Can you output every line of the listing below verbatim, leaving out the pictures?
* Begin Material *
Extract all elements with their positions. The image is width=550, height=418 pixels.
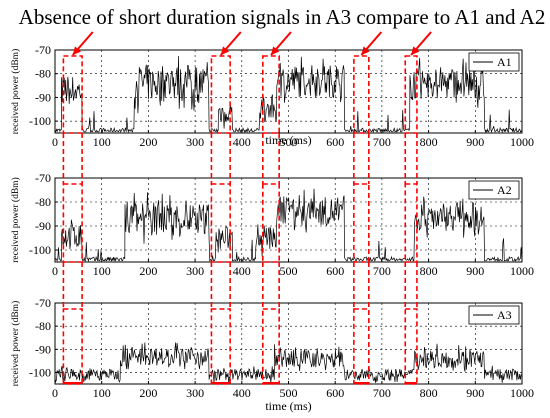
x-tick-label: 700 bbox=[373, 386, 391, 400]
arrow-head bbox=[72, 46, 82, 55]
highlight-box bbox=[210, 308, 231, 385]
x-tick-label: 500 bbox=[280, 264, 298, 278]
legend: A2 bbox=[468, 180, 520, 200]
x-tick-label: 100 bbox=[93, 386, 111, 400]
y-axis-label: received power (dBm) bbox=[10, 49, 21, 134]
x-tick-label: 1000 bbox=[510, 386, 534, 400]
highlight-box bbox=[210, 183, 231, 263]
x-tick-label: 300 bbox=[186, 264, 204, 278]
arrow-head bbox=[270, 46, 280, 55]
y-tick-label: -80 bbox=[35, 195, 51, 209]
x-tick-label: 100 bbox=[93, 264, 111, 278]
x-tick-label: 400 bbox=[233, 264, 251, 278]
highlight-region bbox=[210, 31, 242, 385]
x-tick-label: 0 bbox=[52, 135, 58, 149]
legend-label: A1 bbox=[497, 55, 512, 69]
panel-A1: 0 100 200 300 400 500 600 700 800 900 1000 -70 -80 -9… bbox=[10, 43, 534, 149]
plot-panels: 0 100 200 300 400 500 600 700 800 900 1000-70-80-9… bbox=[10, 43, 534, 413]
x-tick-label: 900 bbox=[466, 135, 484, 149]
highlight-box bbox=[262, 308, 280, 385]
signal-trace-A1 bbox=[54, 55, 523, 134]
signal-trace-A2 bbox=[54, 188, 523, 263]
legend: A1 bbox=[468, 52, 520, 72]
x-tick-label: 400 bbox=[233, 386, 251, 400]
x-tick-label: 400 bbox=[233, 135, 251, 149]
x-tick-label: 1000 bbox=[510, 135, 534, 149]
y-tick-label: -70 bbox=[35, 296, 51, 310]
highlight-box bbox=[262, 183, 280, 263]
y-tick-label: -90 bbox=[35, 219, 51, 233]
y-tick-label: -100 bbox=[29, 114, 51, 128]
arrow-head bbox=[220, 46, 230, 55]
x-tick-label: 800 bbox=[420, 386, 438, 400]
x-tick-label: 600 bbox=[326, 264, 344, 278]
y-tick-label: -90 bbox=[35, 342, 51, 356]
x-axis-label: time (ms) bbox=[265, 133, 311, 147]
highlight-box bbox=[262, 55, 280, 134]
x-tick-label: 200 bbox=[139, 386, 157, 400]
x-tick-label: 100 bbox=[93, 135, 111, 149]
x-tick-label: 500 bbox=[280, 135, 298, 149]
x-tick-label: 800 bbox=[420, 264, 438, 278]
figure-title: Absence of short duration signals in A3 … bbox=[19, 5, 546, 29]
highlight-region bbox=[62, 31, 94, 385]
x-axis-label: time (ms) bbox=[265, 399, 311, 413]
highlight-box bbox=[210, 55, 231, 134]
y-axis-label: received power (dBm) bbox=[10, 177, 21, 262]
legend-box bbox=[468, 52, 520, 72]
legend-label: A3 bbox=[497, 308, 512, 322]
x-tick-label: 200 bbox=[139, 135, 157, 149]
highlight-box bbox=[404, 55, 418, 134]
highlight-box bbox=[404, 183, 418, 263]
x-tick-label: 300 bbox=[186, 386, 204, 400]
y-tick-label: -100 bbox=[29, 243, 51, 257]
highlight-region bbox=[262, 31, 292, 385]
highlight-region bbox=[404, 31, 432, 385]
highlight-box bbox=[353, 55, 370, 134]
highlight-box bbox=[353, 308, 370, 385]
legend-box bbox=[468, 305, 520, 325]
legend: A3 bbox=[468, 305, 520, 325]
x-tick-label: 300 bbox=[186, 135, 204, 149]
legend-label: A2 bbox=[497, 183, 512, 197]
x-tick-label: 500 bbox=[280, 386, 298, 400]
y-tick-label: -70 bbox=[35, 171, 51, 185]
highlight-box bbox=[62, 308, 83, 385]
arrow-head bbox=[411, 46, 420, 55]
x-tick-label: 600 bbox=[326, 386, 344, 400]
arrow-head bbox=[361, 46, 370, 55]
y-tick-label: -90 bbox=[35, 90, 51, 104]
legend-box bbox=[468, 180, 520, 200]
y-tick-label: -70 bbox=[35, 43, 51, 57]
x-tick-label: 600 bbox=[326, 135, 344, 149]
y-tick-label: -80 bbox=[35, 67, 51, 81]
highlight-region bbox=[353, 31, 383, 385]
x-tick-label: 1000 bbox=[510, 264, 534, 278]
highlight-box bbox=[353, 183, 370, 263]
x-tick-label: 900 bbox=[466, 264, 484, 278]
highlight-box bbox=[62, 55, 83, 134]
y-axis-label: received power (dBm) bbox=[10, 301, 21, 386]
highlight-overlay bbox=[62, 31, 432, 385]
x-tick-label: 0 bbox=[52, 264, 58, 278]
panel-A2: 0 100 200 300 400 500 600 700 800 900 1000 -70 -80 -9… bbox=[10, 171, 534, 278]
x-tick-label: 800 bbox=[420, 135, 438, 149]
y-tick-label: -80 bbox=[35, 319, 51, 333]
x-tick-label: 200 bbox=[139, 264, 157, 278]
x-tick-label: 900 bbox=[466, 386, 484, 400]
highlight-box bbox=[62, 183, 83, 263]
signal-trace-A3 bbox=[54, 342, 523, 383]
x-tick-label: 0 bbox=[52, 386, 58, 400]
x-tick-label: 700 bbox=[373, 264, 391, 278]
highlight-box bbox=[404, 308, 418, 385]
y-tick-label: -100 bbox=[29, 365, 51, 379]
panel-A3: 0 100 200 300 400 500 600 700 800 900 1000 -70 -80 -9… bbox=[10, 296, 534, 413]
x-tick-label: 700 bbox=[373, 135, 391, 149]
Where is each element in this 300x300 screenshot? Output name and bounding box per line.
* End Material *
- _Task answer_:
Extract all elements with their positions. The image is width=550, height=418 pixels.
x-tick-label: 700 bbox=[373, 386, 391, 400]
arrow-head bbox=[72, 46, 82, 55]
highlight-box bbox=[210, 308, 231, 385]
x-tick-label: 500 bbox=[280, 264, 298, 278]
legend: A2 bbox=[468, 180, 520, 200]
x-tick-label: 100 bbox=[93, 386, 111, 400]
y-axis-label: received power (dBm) bbox=[10, 49, 21, 134]
x-tick-label: 1000 bbox=[510, 386, 534, 400]
highlight-box bbox=[210, 183, 231, 263]
x-tick-label: 300 bbox=[186, 264, 204, 278]
arrow-head bbox=[270, 46, 280, 55]
y-tick-label: -80 bbox=[35, 195, 51, 209]
x-tick-label: 100 bbox=[93, 264, 111, 278]
x-tick-label: 400 bbox=[233, 264, 251, 278]
highlight-region bbox=[210, 31, 242, 385]
x-tick-label: 0 bbox=[52, 135, 58, 149]
legend-label: A1 bbox=[497, 55, 512, 69]
panel-A1: 0 100 200 300 400 500 600 700 800 900 1000 -70 -80 -9… bbox=[10, 43, 534, 149]
plot-panels: 0 100 200 300 400 500 600 700 800 900 1000-70-80-9… bbox=[10, 43, 534, 413]
x-tick-label: 900 bbox=[466, 135, 484, 149]
highlight-box bbox=[262, 308, 280, 385]
signal-trace-A1 bbox=[54, 55, 523, 134]
signal-trace-A2 bbox=[54, 188, 523, 263]
legend: A1 bbox=[468, 52, 520, 72]
x-tick-label: 400 bbox=[233, 386, 251, 400]
x-tick-label: 400 bbox=[233, 135, 251, 149]
x-tick-label: 1000 bbox=[510, 135, 534, 149]
y-tick-label: -70 bbox=[35, 296, 51, 310]
highlight-box bbox=[262, 183, 280, 263]
y-tick-label: -90 bbox=[35, 219, 51, 233]
y-tick-label: -100 bbox=[29, 114, 51, 128]
arrow-head bbox=[220, 46, 230, 55]
x-tick-label: 800 bbox=[420, 386, 438, 400]
x-tick-label: 600 bbox=[326, 264, 344, 278]
y-tick-label: -90 bbox=[35, 342, 51, 356]
x-axis-label: time (ms) bbox=[265, 133, 311, 147]
highlight-box bbox=[262, 55, 280, 134]
x-tick-label: 200 bbox=[139, 386, 157, 400]
x-tick-label: 100 bbox=[93, 135, 111, 149]
x-tick-label: 500 bbox=[280, 135, 298, 149]
x-tick-label: 800 bbox=[420, 264, 438, 278]
figure-title: Absence of short duration signals in A3 … bbox=[19, 5, 546, 29]
highlight-region bbox=[62, 31, 94, 385]
x-axis-label: time (ms) bbox=[265, 399, 311, 413]
highlight-box bbox=[210, 55, 231, 134]
y-axis-label: received power (dBm) bbox=[10, 177, 21, 262]
legend-box bbox=[468, 52, 520, 72]
legend-label: A3 bbox=[497, 308, 512, 322]
x-tick-label: 200 bbox=[139, 135, 157, 149]
highlight-box bbox=[404, 55, 418, 134]
highlight-box bbox=[404, 183, 418, 263]
x-tick-label: 300 bbox=[186, 386, 204, 400]
y-tick-label: -100 bbox=[29, 243, 51, 257]
highlight-region bbox=[262, 31, 292, 385]
highlight-region bbox=[404, 31, 432, 385]
highlight-box bbox=[353, 55, 370, 134]
highlight-box bbox=[353, 308, 370, 385]
legend-box bbox=[468, 305, 520, 325]
legend: A3 bbox=[468, 305, 520, 325]
x-tick-label: 300 bbox=[186, 135, 204, 149]
legend-label: A2 bbox=[497, 183, 512, 197]
x-tick-label: 500 bbox=[280, 386, 298, 400]
y-tick-label: -70 bbox=[35, 171, 51, 185]
highlight-box bbox=[62, 308, 83, 385]
arrow-head bbox=[411, 46, 420, 55]
x-tick-label: 600 bbox=[326, 386, 344, 400]
arrow-head bbox=[361, 46, 370, 55]
y-tick-label: -90 bbox=[35, 90, 51, 104]
legend-box bbox=[468, 180, 520, 200]
y-tick-label: -70 bbox=[35, 43, 51, 57]
x-tick-label: 600 bbox=[326, 135, 344, 149]
y-tick-label: -80 bbox=[35, 67, 51, 81]
highlight-region bbox=[353, 31, 383, 385]
x-tick-label: 1000 bbox=[510, 264, 534, 278]
highlight-box bbox=[353, 183, 370, 263]
x-tick-label: 900 bbox=[466, 264, 484, 278]
highlight-box bbox=[62, 55, 83, 134]
y-axis-label: received power (dBm) bbox=[10, 301, 21, 386]
highlight-overlay bbox=[62, 31, 432, 385]
x-tick-label: 0 bbox=[52, 264, 58, 278]
panel-A2: 0 100 200 300 400 500 600 700 800 900 1000 -70 -80 -9… bbox=[10, 171, 534, 278]
x-tick-label: 800 bbox=[420, 135, 438, 149]
y-tick-label: -80 bbox=[35, 319, 51, 333]
x-tick-label: 200 bbox=[139, 264, 157, 278]
x-tick-label: 900 bbox=[466, 386, 484, 400]
highlight-box bbox=[62, 183, 83, 263]
signal-trace-A3 bbox=[54, 342, 523, 383]
x-tick-label: 0 bbox=[52, 386, 58, 400]
x-tick-label: 700 bbox=[373, 264, 391, 278]
highlight-box bbox=[404, 308, 418, 385]
y-tick-label: -100 bbox=[29, 365, 51, 379]
panel-A3: 0 100 200 300 400 500 600 700 800 900 1000 -70 -80 -9… bbox=[10, 296, 534, 413]
x-tick-label: 700 bbox=[373, 135, 391, 149]
Where is each element in this 300x300 screenshot? Output name and bounding box per line.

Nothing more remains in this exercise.